Would you return the complete listing below word for word?

>> begin

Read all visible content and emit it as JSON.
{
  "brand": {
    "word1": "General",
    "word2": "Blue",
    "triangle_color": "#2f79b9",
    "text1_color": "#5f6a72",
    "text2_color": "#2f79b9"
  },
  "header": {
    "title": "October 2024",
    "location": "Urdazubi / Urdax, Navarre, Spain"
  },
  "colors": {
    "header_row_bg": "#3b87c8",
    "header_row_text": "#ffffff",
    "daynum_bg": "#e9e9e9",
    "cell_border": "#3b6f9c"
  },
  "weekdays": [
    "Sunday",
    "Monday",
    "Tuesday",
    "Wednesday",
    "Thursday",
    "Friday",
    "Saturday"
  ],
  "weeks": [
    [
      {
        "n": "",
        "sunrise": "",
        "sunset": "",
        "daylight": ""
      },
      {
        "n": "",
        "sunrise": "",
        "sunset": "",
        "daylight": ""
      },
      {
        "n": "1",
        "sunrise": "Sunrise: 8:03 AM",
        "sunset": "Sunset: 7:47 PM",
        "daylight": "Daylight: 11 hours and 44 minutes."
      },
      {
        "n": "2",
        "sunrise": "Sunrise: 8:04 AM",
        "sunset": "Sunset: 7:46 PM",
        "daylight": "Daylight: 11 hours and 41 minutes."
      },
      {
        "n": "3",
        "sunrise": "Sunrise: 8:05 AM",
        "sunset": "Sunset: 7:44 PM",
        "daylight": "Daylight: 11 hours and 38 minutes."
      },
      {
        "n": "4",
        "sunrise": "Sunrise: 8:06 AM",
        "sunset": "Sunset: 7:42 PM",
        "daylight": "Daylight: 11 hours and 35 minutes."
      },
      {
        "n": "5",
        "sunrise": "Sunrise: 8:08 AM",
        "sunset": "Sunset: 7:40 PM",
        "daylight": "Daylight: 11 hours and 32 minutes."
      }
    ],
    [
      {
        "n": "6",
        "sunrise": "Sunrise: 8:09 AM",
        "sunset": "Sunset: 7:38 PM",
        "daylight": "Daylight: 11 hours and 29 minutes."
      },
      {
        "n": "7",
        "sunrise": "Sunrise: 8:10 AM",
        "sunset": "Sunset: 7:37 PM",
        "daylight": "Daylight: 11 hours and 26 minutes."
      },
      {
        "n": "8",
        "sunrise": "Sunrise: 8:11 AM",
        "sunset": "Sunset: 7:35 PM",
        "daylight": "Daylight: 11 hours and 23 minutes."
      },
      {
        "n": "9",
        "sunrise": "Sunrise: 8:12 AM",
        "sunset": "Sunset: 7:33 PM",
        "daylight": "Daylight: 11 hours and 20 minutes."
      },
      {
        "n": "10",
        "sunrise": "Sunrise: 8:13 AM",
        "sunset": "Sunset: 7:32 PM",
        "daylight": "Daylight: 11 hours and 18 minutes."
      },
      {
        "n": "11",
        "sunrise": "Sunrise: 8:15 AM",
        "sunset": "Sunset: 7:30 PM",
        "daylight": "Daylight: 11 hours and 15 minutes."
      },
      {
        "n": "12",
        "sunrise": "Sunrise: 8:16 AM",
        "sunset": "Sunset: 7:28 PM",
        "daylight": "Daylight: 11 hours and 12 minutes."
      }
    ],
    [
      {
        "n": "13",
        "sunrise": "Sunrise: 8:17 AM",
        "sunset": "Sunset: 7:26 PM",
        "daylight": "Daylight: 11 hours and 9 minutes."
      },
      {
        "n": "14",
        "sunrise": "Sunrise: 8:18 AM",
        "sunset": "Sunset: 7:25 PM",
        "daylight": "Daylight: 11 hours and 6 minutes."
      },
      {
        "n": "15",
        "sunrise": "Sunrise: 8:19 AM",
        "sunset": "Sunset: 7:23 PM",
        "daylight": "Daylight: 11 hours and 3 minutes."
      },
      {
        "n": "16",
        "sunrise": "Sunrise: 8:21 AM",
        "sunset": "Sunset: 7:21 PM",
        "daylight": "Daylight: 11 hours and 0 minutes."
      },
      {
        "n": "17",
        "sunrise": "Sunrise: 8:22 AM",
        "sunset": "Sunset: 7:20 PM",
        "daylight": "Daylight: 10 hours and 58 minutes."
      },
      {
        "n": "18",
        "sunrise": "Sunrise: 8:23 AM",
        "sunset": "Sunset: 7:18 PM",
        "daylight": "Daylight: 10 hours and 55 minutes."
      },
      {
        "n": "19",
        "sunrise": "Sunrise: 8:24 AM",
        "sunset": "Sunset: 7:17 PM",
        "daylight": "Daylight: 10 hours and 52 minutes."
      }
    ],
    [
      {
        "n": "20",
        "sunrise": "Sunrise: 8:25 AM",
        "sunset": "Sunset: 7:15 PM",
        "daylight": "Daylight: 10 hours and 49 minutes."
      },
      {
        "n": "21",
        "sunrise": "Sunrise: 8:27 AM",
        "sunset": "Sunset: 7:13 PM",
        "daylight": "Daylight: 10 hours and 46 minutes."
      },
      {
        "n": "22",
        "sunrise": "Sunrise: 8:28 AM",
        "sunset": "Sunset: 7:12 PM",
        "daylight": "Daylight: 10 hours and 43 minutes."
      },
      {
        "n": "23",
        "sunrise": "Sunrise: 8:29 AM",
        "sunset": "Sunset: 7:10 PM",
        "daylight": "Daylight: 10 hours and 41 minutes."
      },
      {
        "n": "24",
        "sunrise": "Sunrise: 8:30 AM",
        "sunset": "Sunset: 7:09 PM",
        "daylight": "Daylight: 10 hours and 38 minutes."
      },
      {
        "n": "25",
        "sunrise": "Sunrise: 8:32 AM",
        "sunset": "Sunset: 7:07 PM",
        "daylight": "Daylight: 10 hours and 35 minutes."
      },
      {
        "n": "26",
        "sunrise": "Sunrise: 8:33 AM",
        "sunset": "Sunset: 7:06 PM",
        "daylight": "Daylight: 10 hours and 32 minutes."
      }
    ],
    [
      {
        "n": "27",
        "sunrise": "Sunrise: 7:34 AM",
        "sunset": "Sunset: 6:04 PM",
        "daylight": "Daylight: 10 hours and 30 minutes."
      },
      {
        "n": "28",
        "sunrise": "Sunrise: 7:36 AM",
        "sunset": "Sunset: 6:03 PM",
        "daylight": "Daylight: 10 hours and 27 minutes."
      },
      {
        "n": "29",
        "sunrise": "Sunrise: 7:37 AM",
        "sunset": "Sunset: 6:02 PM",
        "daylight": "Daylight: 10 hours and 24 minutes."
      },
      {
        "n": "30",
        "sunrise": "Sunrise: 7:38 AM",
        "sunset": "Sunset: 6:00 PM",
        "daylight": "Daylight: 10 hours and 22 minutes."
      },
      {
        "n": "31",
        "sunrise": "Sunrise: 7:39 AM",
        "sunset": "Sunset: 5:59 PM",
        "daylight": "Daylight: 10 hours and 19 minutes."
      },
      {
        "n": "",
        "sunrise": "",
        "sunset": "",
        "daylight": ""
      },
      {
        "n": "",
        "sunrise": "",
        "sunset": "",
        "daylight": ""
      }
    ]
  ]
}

>> end

Exercise solution:
Read all visible content and emit it as JSON.
{
  "brand": {
    "word1": "General",
    "word2": "Blue",
    "triangle_color": "#2f79b9",
    "text1_color": "#5f6a72",
    "text2_color": "#2f79b9"
  },
  "header": {
    "title": "October 2024",
    "location": "Urdazubi / Urdax, Navarre, Spain"
  },
  "colors": {
    "header_row_bg": "#3b87c8",
    "header_row_text": "#ffffff",
    "daynum_bg": "#e9e9e9",
    "cell_border": "#3b6f9c"
  },
  "weekdays": [
    "Sunday",
    "Monday",
    "Tuesday",
    "Wednesday",
    "Thursday",
    "Friday",
    "Saturday"
  ],
  "weeks": [
    [
      {
        "n": "",
        "sunrise": "",
        "sunset": "",
        "daylight": ""
      },
      {
        "n": "",
        "sunrise": "",
        "sunset": "",
        "daylight": ""
      },
      {
        "n": "1",
        "sunrise": "Sunrise: 8:03 AM",
        "sunset": "Sunset: 7:47 PM",
        "daylight": "Daylight: 11 hours and 44 minutes."
      },
      {
        "n": "2",
        "sunrise": "Sunrise: 8:04 AM",
        "sunset": "Sunset: 7:46 PM",
        "daylight": "Daylight: 11 hours and 41 minutes."
      },
      {
        "n": "3",
        "sunrise": "Sunrise: 8:05 AM",
        "sunset": "Sunset: 7:44 PM",
        "daylight": "Daylight: 11 hours and 38 minutes."
      },
      {
        "n": "4",
        "sunrise": "Sunrise: 8:06 AM",
        "sunset": "Sunset: 7:42 PM",
        "daylight": "Daylight: 11 hours and 35 minutes."
      },
      {
        "n": "5",
        "sunrise": "Sunrise: 8:08 AM",
        "sunset": "Sunset: 7:40 PM",
        "daylight": "Daylight: 11 hours and 32 minutes."
      }
    ],
    [
      {
        "n": "6",
        "sunrise": "Sunrise: 8:09 AM",
        "sunset": "Sunset: 7:38 PM",
        "daylight": "Daylight: 11 hours and 29 minutes."
      },
      {
        "n": "7",
        "sunrise": "Sunrise: 8:10 AM",
        "sunset": "Sunset: 7:37 PM",
        "daylight": "Daylight: 11 hours and 26 minutes."
      },
      {
        "n": "8",
        "sunrise": "Sunrise: 8:11 AM",
        "sunset": "Sunset: 7:35 PM",
        "daylight": "Daylight: 11 hours and 23 minutes."
      },
      {
        "n": "9",
        "sunrise": "Sunrise: 8:12 AM",
        "sunset": "Sunset: 7:33 PM",
        "daylight": "Daylight: 11 hours and 20 minutes."
      },
      {
        "n": "10",
        "sunrise": "Sunrise: 8:13 AM",
        "sunset": "Sunset: 7:32 PM",
        "daylight": "Daylight: 11 hours and 18 minutes."
      },
      {
        "n": "11",
        "sunrise": "Sunrise: 8:15 AM",
        "sunset": "Sunset: 7:30 PM",
        "daylight": "Daylight: 11 hours and 15 minutes."
      },
      {
        "n": "12",
        "sunrise": "Sunrise: 8:16 AM",
        "sunset": "Sunset: 7:28 PM",
        "daylight": "Daylight: 11 hours and 12 minutes."
      }
    ],
    [
      {
        "n": "13",
        "sunrise": "Sunrise: 8:17 AM",
        "sunset": "Sunset: 7:26 PM",
        "daylight": "Daylight: 11 hours and 9 minutes."
      },
      {
        "n": "14",
        "sunrise": "Sunrise: 8:18 AM",
        "sunset": "Sunset: 7:25 PM",
        "daylight": "Daylight: 11 hours and 6 minutes."
      },
      {
        "n": "15",
        "sunrise": "Sunrise: 8:19 AM",
        "sunset": "Sunset: 7:23 PM",
        "daylight": "Daylight: 11 hours and 3 minutes."
      },
      {
        "n": "16",
        "sunrise": "Sunrise: 8:21 AM",
        "sunset": "Sunset: 7:21 PM",
        "daylight": "Daylight: 11 hours and 0 minutes."
      },
      {
        "n": "17",
        "sunrise": "Sunrise: 8:22 AM",
        "sunset": "Sunset: 7:20 PM",
        "daylight": "Daylight: 10 hours and 58 minutes."
      },
      {
        "n": "18",
        "sunrise": "Sunrise: 8:23 AM",
        "sunset": "Sunset: 7:18 PM",
        "daylight": "Daylight: 10 hours and 55 minutes."
      },
      {
        "n": "19",
        "sunrise": "Sunrise: 8:24 AM",
        "sunset": "Sunset: 7:17 PM",
        "daylight": "Daylight: 10 hours and 52 minutes."
      }
    ],
    [
      {
        "n": "20",
        "sunrise": "Sunrise: 8:25 AM",
        "sunset": "Sunset: 7:15 PM",
        "daylight": "Daylight: 10 hours and 49 minutes."
      },
      {
        "n": "21",
        "sunrise": "Sunrise: 8:27 AM",
        "sunset": "Sunset: 7:13 PM",
        "daylight": "Daylight: 10 hours and 46 minutes."
      },
      {
        "n": "22",
        "sunrise": "Sunrise: 8:28 AM",
        "sunset": "Sunset: 7:12 PM",
        "daylight": "Daylight: 10 hours and 43 minutes."
      },
      {
        "n": "23",
        "sunrise": "Sunrise: 8:29 AM",
        "sunset": "Sunset: 7:10 PM",
        "daylight": "Daylight: 10 hours and 41 minutes."
      },
      {
        "n": "24",
        "sunrise": "Sunrise: 8:30 AM",
        "sunset": "Sunset: 7:09 PM",
        "daylight": "Daylight: 10 hours and 38 minutes."
      },
      {
        "n": "25",
        "sunrise": "Sunrise: 8:32 AM",
        "sunset": "Sunset: 7:07 PM",
        "daylight": "Daylight: 10 hours and 35 minutes."
      },
      {
        "n": "26",
        "sunrise": "Sunrise: 8:33 AM",
        "sunset": "Sunset: 7:06 PM",
        "daylight": "Daylight: 10 hours and 32 minutes."
      }
    ],
    [
      {
        "n": "27",
        "sunrise": "Sunrise: 7:34 AM",
        "sunset": "Sunset: 6:04 PM",
        "daylight": "Daylight: 10 hours and 30 minutes."
      },
      {
        "n": "28",
        "sunrise": "Sunrise: 7:36 AM",
        "sunset": "Sunset: 6:03 PM",
        "daylight": "Daylight: 10 hours and 27 minutes."
      },
      {
        "n": "29",
        "sunrise": "Sunrise: 7:37 AM",
        "sunset": "Sunset: 6:02 PM",
        "daylight": "Daylight: 10 hours and 24 minutes."
      },
      {
        "n": "30",
        "sunrise": "Sunrise: 7:38 AM",
        "sunset": "Sunset: 6:00 PM",
        "daylight": "Daylight: 10 hours and 22 minutes."
      },
      {
        "n": "31",
        "sunrise": "Sunrise: 7:39 AM",
        "sunset": "Sunset: 5:59 PM",
        "daylight": "Daylight: 10 hours and 19 minutes."
      },
      {
        "n": "",
        "sunrise": "",
        "sunset": "",
        "daylight": ""
      },
      {
        "n": "",
        "sunrise": "",
        "sunset": "",
        "daylight": ""
      }
    ]
  ]
}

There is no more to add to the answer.